THE REQUEST: Extract every line that contains the word "this".

━━━

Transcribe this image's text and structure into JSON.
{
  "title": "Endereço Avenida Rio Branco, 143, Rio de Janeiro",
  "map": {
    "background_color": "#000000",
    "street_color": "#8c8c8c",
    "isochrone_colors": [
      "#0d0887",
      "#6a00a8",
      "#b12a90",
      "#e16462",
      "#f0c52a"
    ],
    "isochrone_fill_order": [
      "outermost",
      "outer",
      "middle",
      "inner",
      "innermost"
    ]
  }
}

━━━

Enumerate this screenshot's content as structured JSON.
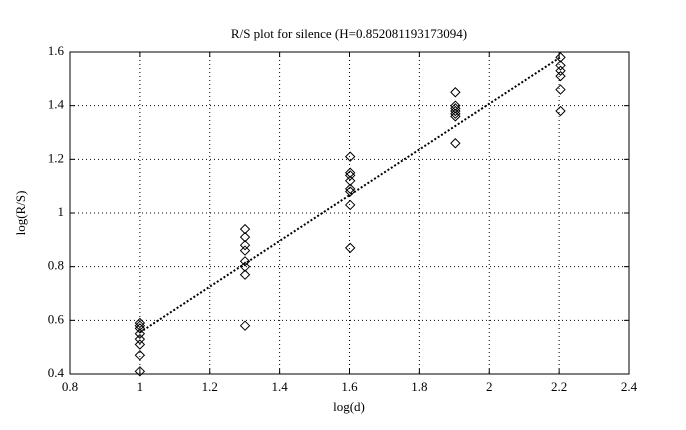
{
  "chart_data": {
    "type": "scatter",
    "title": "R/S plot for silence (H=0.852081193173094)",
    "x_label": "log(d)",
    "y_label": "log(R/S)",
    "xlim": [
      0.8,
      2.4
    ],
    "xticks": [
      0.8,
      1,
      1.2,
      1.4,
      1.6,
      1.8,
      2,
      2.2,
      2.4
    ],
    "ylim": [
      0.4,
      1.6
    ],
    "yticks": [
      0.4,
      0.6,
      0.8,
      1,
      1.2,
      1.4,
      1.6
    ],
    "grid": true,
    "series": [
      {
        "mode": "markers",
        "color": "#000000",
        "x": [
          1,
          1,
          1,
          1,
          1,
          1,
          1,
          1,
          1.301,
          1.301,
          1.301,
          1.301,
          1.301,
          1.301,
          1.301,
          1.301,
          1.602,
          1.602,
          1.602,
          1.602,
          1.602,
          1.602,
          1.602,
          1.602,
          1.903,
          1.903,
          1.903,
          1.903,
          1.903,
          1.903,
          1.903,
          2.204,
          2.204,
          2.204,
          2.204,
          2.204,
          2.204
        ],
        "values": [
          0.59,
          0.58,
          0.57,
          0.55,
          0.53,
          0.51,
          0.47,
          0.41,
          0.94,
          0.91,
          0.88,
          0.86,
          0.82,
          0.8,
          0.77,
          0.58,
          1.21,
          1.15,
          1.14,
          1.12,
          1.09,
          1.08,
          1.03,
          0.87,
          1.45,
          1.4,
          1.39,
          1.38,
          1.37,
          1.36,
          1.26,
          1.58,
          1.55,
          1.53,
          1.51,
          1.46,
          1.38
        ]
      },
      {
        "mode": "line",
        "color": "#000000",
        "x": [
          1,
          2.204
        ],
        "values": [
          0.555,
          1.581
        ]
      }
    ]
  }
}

━━━

WRITTEN RESPONSE:
Transcribe this image's text and structure into JSON.
Enumerate this screenshot's content as structured JSON.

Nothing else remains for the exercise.